___ Available records
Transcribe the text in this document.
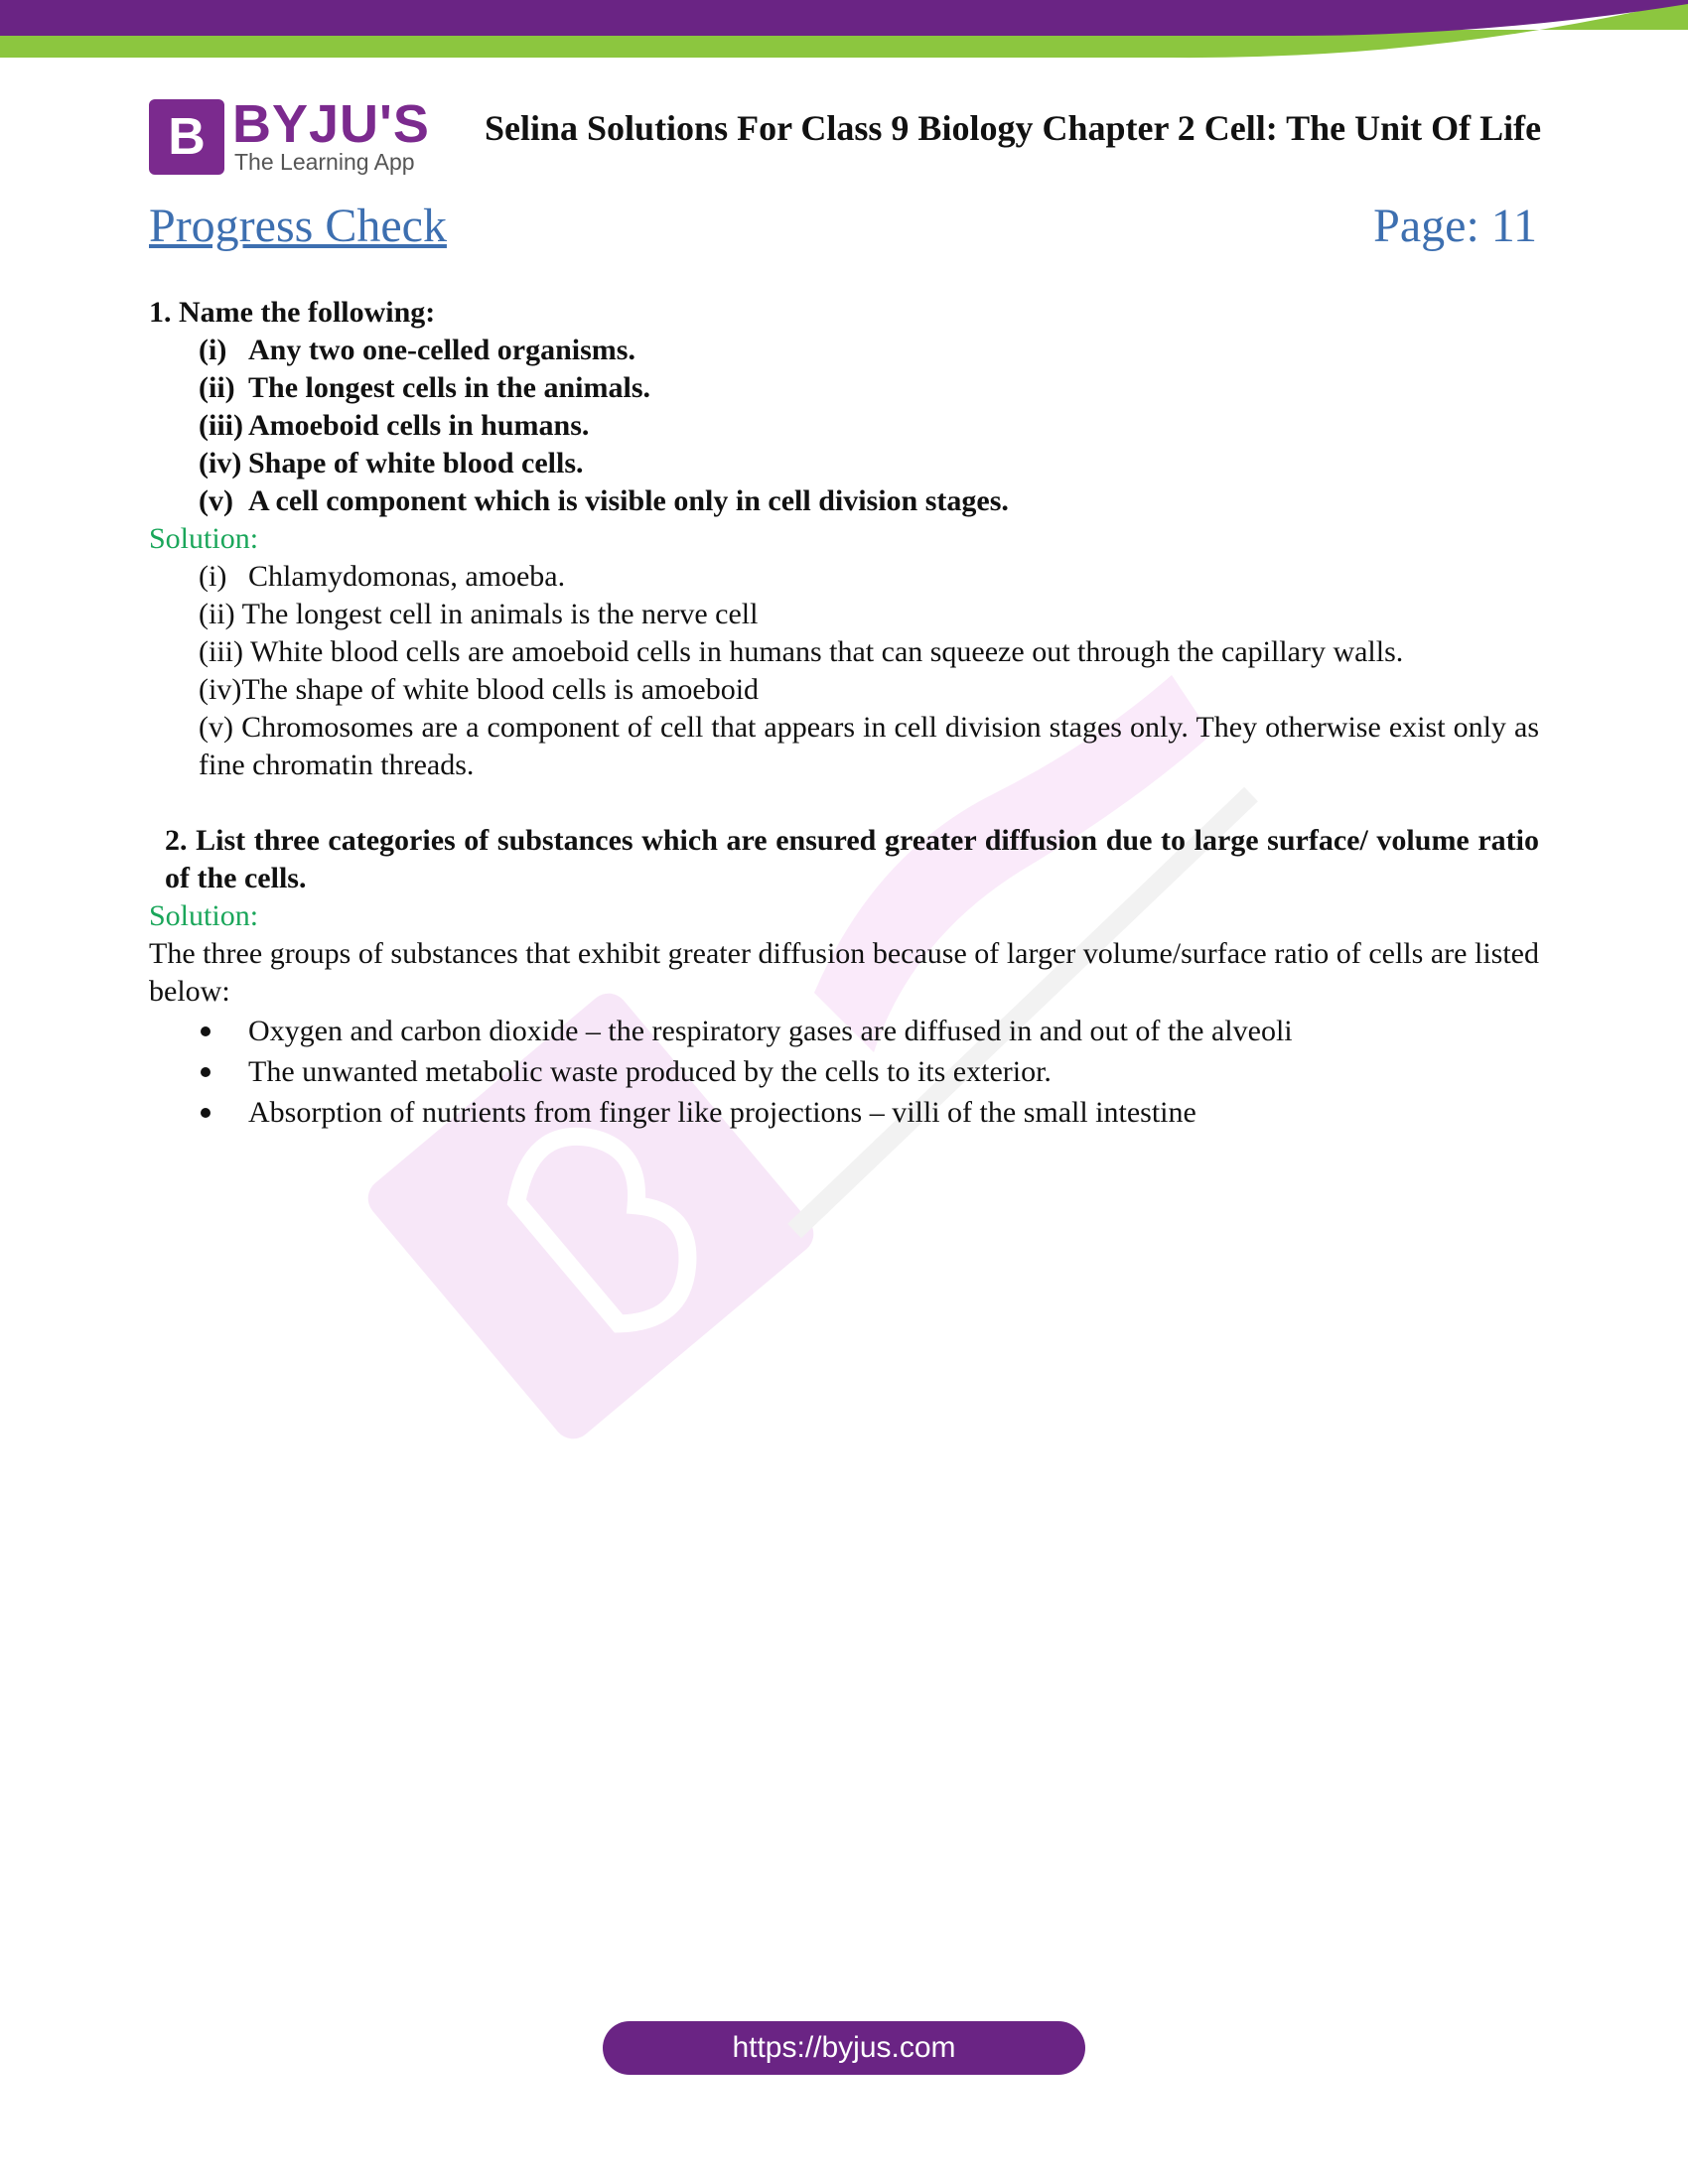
B BYJU'S
The Learning App
Selina Solutions For Class 9 Biology Chapter 2 Cell: The Unit Of Life
Progress Check	Page: 11
1. Name the following:
(i) Any two one-celled organisms.
(ii) The longest cells in the animals.
(iii) Amoeboid cells in humans.
(iv) Shape of white blood cells.
(v) A cell component which is visible only in cell division stages.
Solution:
(i) Chlamydomonas, amoeba.
(ii) The longest cell in animals is the nerve cell
(iii) White blood cells are amoeboid cells in humans that can squeeze out through the capillary walls.
(iv)The shape of white blood cells is amoeboid
(v) Chromosomes are a component of cell that appears in cell division stages only. They otherwise exist only as fine chromatin threads.
2. List three categories of substances which are ensured greater diffusion due to large surface/ volume ratio of the cells.
Solution:
The three groups of substances that exhibit greater diffusion because of larger volume/surface ratio of cells are listed below:
Oxygen and carbon dioxide – the respiratory gases are diffused in and out of the alveoli
The unwanted metabolic waste produced by the cells to its exterior.
Absorption of nutrients from finger like projections – villi of the small intestine
https://byjus.com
______
Although the records contain pictures, the copy should consist of their text alone, reproduced exactly.

Transcribe the text in this document.
B BYJU'S
The Learning App
Selina Solutions For Class 9 Biology Chapter 2 Cell: The Unit Of Life
Progress Check	Page: 11
1. Name the following:
(i) Any two one-celled organisms.
(ii) The longest cells in the animals.
(iii) Amoeboid cells in humans.
(iv) Shape of white blood cells.
(v) A cell component which is visible only in cell division stages.
Solution:
(i) Chlamydomonas, amoeba.
(ii) The longest cell in animals is the nerve cell
(iii) White blood cells are amoeboid cells in humans that can squeeze out through the capillary walls.
(iv)The shape of white blood cells is amoeboid
(v) Chromosomes are a component of cell that appears in cell division stages only. They otherwise exist only as fine chromatin threads.
2. List three categories of substances which are ensured greater diffusion due to large surface/ volume ratio of the cells.
Solution:
The three groups of substances that exhibit greater diffusion because of larger volume/surface ratio of cells are listed below:
Oxygen and carbon dioxide – the respiratory gases are diffused in and out of the alveoli
The unwanted metabolic waste produced by the cells to its exterior.
Absorption of nutrients from finger like projections – villi of the small intestine
https://byjus.com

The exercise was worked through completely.